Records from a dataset

"""

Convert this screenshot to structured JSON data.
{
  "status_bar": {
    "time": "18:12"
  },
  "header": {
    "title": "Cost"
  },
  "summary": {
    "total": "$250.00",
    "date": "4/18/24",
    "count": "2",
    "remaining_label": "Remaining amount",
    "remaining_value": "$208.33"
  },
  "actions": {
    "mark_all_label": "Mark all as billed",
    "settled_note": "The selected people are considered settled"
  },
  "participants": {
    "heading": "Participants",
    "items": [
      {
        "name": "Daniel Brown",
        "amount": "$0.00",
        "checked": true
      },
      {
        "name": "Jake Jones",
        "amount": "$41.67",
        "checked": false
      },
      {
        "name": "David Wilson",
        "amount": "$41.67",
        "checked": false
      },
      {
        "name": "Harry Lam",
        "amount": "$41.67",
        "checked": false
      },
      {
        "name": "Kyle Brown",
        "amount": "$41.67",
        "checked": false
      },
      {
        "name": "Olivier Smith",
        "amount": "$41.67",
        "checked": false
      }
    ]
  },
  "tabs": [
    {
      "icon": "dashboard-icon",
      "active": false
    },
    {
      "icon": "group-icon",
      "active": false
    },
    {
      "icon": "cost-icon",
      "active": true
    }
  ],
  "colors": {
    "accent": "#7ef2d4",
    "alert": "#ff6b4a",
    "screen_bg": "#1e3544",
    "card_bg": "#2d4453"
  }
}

"""

DESCRIPTION OF THE TASK | Write out the entire listing exactly.

FINAL RESULT |
Convert this screenshot to structured JSON data.
{
  "status_bar": {
    "time": "18:12"
  },
  "header": {
    "title": "Cost"
  },
  "summary": {
    "total": "$250.00",
    "date": "4/18/24",
    "count": "2",
    "remaining_label": "Remaining amount",
    "remaining_value": "$208.33"
  },
  "actions": {
    "mark_all_label": "Mark all as billed",
    "settled_note": "The selected people are considered settled"
  },
  "participants": {
    "heading": "Participants",
    "items": [
      {
        "name": "Daniel Brown",
        "amount": "$0.00",
        "checked": true
      },
      {
        "name": "Jake Jones",
        "amount": "$41.67",
        "checked": false
      },
      {
        "name": "David Wilson",
        "amount": "$41.67",
        "checked": false
      },
      {
        "name": "Harry Lam",
        "amount": "$41.67",
        "checked": false
      },
      {
        "name": "Kyle Brown",
        "amount": "$41.67",
        "checked": false
      },
      {
        "name": "Olivier Smith",
        "amount": "$41.67",
        "checked": false
      }
    ]
  },
  "tabs": [
    {
      "icon": "dashboard-icon",
      "active": false
    },
    {
      "icon": "group-icon",
      "active": false
    },
    {
      "icon": "cost-icon",
      "active": true
    }
  ],
  "colors": {
    "accent": "#7ef2d4",
    "alert": "#ff6b4a",
    "screen_bg": "#1e3544",
    "card_bg": "#2d4453"
  }
}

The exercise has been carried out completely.